Task requirements> Present each line of the entries below that holds the word "Program".
•••••
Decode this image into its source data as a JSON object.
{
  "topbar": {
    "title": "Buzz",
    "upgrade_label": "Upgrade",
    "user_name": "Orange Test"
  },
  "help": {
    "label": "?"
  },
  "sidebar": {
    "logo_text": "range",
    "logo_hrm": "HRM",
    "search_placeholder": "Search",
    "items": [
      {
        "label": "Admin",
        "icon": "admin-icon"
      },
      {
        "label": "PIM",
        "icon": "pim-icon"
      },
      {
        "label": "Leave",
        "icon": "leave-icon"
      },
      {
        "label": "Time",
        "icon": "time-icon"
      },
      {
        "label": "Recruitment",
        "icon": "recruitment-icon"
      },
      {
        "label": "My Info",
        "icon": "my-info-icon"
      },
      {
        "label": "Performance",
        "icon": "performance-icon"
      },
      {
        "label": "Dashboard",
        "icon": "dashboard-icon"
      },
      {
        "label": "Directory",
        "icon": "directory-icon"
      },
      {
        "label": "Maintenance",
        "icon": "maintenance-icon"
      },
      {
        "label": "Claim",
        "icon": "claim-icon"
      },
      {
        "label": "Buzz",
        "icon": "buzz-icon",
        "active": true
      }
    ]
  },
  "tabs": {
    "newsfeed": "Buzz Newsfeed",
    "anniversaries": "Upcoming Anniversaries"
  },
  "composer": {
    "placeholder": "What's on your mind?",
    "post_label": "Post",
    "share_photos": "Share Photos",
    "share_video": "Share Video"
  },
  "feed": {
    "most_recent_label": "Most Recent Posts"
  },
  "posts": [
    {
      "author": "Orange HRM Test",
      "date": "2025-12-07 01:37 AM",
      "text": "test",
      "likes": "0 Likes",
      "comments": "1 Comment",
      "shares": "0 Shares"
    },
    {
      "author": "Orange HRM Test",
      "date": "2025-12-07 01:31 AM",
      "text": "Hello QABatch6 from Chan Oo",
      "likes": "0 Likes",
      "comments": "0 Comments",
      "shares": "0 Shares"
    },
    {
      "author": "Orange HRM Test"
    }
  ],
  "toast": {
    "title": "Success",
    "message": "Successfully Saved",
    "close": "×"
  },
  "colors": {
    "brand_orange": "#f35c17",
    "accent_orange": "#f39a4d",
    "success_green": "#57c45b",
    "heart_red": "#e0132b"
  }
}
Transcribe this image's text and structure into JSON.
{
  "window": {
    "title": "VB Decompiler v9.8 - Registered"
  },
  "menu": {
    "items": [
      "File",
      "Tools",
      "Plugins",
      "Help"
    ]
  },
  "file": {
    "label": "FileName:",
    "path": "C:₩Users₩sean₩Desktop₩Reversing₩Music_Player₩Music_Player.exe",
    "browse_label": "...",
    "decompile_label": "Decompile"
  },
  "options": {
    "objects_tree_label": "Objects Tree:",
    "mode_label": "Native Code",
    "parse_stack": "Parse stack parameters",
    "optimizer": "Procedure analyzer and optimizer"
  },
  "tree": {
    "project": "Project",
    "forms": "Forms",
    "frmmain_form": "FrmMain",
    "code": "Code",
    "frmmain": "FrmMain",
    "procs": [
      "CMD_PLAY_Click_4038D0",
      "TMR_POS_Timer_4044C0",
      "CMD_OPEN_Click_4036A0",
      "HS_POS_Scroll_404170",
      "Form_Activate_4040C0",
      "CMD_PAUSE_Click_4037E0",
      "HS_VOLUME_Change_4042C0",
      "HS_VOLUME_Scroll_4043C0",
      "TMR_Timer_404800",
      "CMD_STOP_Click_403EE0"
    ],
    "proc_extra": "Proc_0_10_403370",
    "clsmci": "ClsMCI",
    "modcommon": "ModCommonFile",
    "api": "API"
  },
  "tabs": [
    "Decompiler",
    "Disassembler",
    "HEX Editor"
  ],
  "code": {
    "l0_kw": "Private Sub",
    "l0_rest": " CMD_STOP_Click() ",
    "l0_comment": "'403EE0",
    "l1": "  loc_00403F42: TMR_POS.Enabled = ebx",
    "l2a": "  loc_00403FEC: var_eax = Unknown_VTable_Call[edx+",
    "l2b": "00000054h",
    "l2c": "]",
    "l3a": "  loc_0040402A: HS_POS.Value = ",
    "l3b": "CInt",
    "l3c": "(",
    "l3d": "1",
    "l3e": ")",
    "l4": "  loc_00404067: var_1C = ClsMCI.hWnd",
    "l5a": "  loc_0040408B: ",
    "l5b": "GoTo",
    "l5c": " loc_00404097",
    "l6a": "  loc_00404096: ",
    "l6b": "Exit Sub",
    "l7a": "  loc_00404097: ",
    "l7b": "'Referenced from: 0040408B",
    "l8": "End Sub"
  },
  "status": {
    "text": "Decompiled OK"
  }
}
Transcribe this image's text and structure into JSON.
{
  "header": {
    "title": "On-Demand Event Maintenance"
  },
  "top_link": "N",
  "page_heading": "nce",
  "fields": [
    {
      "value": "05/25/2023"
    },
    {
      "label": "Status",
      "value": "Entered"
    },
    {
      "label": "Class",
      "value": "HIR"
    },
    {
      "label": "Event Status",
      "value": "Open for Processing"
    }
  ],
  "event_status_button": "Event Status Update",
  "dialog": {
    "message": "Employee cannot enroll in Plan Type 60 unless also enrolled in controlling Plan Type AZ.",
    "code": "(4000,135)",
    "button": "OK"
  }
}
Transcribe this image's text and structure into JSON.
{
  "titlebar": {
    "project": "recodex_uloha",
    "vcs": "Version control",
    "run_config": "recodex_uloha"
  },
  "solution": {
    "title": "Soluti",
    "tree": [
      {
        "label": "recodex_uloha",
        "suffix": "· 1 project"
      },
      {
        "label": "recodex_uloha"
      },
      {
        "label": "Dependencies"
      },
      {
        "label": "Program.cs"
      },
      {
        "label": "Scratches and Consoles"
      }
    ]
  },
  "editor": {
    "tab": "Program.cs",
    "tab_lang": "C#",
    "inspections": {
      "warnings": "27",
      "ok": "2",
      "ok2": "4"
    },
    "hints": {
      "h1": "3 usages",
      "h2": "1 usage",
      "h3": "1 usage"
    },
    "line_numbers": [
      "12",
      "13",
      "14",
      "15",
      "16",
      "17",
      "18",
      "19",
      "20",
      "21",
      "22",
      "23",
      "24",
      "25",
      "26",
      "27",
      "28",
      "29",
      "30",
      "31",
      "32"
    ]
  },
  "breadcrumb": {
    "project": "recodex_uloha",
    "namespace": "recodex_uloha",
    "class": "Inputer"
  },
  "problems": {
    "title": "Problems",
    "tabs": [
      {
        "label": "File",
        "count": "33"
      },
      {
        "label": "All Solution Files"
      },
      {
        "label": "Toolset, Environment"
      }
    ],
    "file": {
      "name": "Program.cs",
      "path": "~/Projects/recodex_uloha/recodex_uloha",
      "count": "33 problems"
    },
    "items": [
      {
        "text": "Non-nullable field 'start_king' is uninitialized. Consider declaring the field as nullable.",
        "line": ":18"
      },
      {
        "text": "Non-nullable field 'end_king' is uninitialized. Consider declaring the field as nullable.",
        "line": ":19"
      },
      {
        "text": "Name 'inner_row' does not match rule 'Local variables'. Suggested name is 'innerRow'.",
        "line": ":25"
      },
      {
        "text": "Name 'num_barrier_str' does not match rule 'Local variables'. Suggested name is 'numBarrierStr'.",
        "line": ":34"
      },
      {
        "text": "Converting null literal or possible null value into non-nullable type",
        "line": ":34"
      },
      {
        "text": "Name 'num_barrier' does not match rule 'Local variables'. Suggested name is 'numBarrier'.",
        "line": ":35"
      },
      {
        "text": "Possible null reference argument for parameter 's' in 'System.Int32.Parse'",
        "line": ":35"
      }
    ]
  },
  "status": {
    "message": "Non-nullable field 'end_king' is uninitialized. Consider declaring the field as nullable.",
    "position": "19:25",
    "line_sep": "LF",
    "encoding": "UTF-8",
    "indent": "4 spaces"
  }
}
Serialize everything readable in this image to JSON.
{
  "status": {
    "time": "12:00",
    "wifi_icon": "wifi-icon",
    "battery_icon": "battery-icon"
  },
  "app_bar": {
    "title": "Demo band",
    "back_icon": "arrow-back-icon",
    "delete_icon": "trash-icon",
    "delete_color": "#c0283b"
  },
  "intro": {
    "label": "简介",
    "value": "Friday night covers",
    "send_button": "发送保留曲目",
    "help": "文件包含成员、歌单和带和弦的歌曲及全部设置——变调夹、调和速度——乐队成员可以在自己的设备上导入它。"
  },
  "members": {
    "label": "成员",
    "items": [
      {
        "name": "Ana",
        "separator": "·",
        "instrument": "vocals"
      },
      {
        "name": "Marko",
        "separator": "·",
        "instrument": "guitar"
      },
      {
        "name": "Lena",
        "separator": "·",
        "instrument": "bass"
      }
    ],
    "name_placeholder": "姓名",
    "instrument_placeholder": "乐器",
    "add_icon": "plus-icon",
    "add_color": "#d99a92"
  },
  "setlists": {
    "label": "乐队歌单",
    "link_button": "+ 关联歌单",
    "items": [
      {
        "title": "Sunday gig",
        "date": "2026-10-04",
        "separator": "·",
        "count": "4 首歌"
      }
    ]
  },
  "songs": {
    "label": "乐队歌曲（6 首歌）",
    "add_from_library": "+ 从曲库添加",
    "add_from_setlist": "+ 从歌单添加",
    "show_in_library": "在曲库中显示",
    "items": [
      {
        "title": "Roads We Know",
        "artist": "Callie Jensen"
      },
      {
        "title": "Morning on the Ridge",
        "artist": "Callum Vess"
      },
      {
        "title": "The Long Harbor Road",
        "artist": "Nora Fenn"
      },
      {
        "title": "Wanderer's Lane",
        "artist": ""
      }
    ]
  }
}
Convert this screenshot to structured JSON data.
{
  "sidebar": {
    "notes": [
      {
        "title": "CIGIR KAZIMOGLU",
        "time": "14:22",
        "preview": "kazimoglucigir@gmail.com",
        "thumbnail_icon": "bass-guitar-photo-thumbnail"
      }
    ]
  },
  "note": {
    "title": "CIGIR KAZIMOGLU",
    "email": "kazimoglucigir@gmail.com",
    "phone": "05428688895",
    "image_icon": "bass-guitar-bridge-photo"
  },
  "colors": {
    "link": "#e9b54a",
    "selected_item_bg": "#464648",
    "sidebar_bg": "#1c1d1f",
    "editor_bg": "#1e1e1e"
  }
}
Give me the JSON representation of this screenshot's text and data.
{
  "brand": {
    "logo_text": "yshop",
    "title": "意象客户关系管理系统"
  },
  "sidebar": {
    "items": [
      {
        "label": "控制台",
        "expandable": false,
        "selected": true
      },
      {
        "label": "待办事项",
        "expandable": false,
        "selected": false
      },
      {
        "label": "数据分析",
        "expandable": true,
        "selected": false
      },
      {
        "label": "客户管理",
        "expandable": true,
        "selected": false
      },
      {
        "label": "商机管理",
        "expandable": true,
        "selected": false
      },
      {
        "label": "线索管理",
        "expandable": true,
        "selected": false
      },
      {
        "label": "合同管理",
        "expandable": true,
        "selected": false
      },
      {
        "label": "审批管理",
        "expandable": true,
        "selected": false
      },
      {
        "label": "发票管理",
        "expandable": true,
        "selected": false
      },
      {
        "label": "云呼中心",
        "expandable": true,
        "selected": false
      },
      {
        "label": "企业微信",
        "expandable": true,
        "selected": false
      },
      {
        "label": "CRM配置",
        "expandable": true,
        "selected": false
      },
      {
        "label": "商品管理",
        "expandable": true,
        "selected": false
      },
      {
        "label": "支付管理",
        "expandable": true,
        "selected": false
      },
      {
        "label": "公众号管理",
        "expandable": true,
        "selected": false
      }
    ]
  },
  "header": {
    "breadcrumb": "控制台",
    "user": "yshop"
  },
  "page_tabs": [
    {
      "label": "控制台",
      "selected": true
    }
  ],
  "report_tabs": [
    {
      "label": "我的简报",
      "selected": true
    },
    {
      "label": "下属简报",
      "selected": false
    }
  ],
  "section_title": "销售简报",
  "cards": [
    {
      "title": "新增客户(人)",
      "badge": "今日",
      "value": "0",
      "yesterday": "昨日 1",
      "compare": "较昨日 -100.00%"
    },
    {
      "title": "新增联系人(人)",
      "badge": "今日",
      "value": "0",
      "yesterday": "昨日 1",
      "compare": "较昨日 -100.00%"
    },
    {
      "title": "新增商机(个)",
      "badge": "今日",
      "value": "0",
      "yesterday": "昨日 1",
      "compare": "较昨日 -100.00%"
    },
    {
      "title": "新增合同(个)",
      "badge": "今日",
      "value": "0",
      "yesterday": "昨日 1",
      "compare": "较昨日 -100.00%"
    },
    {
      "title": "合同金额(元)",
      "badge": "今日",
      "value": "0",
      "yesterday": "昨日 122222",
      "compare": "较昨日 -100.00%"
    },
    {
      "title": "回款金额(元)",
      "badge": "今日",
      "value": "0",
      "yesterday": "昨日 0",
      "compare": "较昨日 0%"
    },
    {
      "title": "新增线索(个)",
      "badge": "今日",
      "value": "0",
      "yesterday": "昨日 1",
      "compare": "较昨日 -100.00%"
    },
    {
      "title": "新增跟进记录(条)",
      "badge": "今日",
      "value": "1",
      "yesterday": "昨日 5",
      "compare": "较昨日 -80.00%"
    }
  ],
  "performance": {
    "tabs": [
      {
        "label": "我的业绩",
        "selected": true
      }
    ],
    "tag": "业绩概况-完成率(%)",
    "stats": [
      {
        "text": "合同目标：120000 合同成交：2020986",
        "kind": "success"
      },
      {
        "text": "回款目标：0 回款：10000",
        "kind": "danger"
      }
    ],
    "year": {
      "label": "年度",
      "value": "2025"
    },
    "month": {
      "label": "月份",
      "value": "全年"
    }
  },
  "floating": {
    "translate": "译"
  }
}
•••••
Complete output>
        "label": "Program.cs"
    "tab": "Program.cs",
      "name": "Program.cs",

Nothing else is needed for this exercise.